# [Entries supplied]

——

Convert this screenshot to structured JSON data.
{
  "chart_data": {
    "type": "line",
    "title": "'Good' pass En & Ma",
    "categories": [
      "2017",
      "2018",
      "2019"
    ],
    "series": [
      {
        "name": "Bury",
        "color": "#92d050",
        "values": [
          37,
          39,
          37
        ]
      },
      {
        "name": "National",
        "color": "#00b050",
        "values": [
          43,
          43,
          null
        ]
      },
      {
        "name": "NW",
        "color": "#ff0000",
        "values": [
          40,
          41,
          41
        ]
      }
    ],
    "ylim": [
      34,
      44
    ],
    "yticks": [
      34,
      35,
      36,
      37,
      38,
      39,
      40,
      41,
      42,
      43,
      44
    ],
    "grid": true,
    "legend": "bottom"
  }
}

——

# [Given exercise]
Give an exact repetition of all the material.

# [Finished answer]
Convert this screenshot to structured JSON data.
{
  "chart_data": {
    "type": "line",
    "title": "'Good' pass En & Ma",
    "categories": [
      "2017",
      "2018",
      "2019"
    ],
    "series": [
      {
        "name": "Bury",
        "color": "#92d050",
        "values": [
          37,
          39,
          37
        ]
      },
      {
        "name": "National",
        "color": "#00b050",
        "values": [
          43,
          43,
          null
        ]
      },
      {
        "name": "NW",
        "color": "#ff0000",
        "values": [
          40,
          41,
          41
        ]
      }
    ],
    "ylim": [
      34,
      44
    ],
    "yticks": [
      34,
      35,
      36,
      37,
      38,
      39,
      40,
      41,
      42,
      43,
      44
    ],
    "grid": true,
    "legend": "bottom"
  }
}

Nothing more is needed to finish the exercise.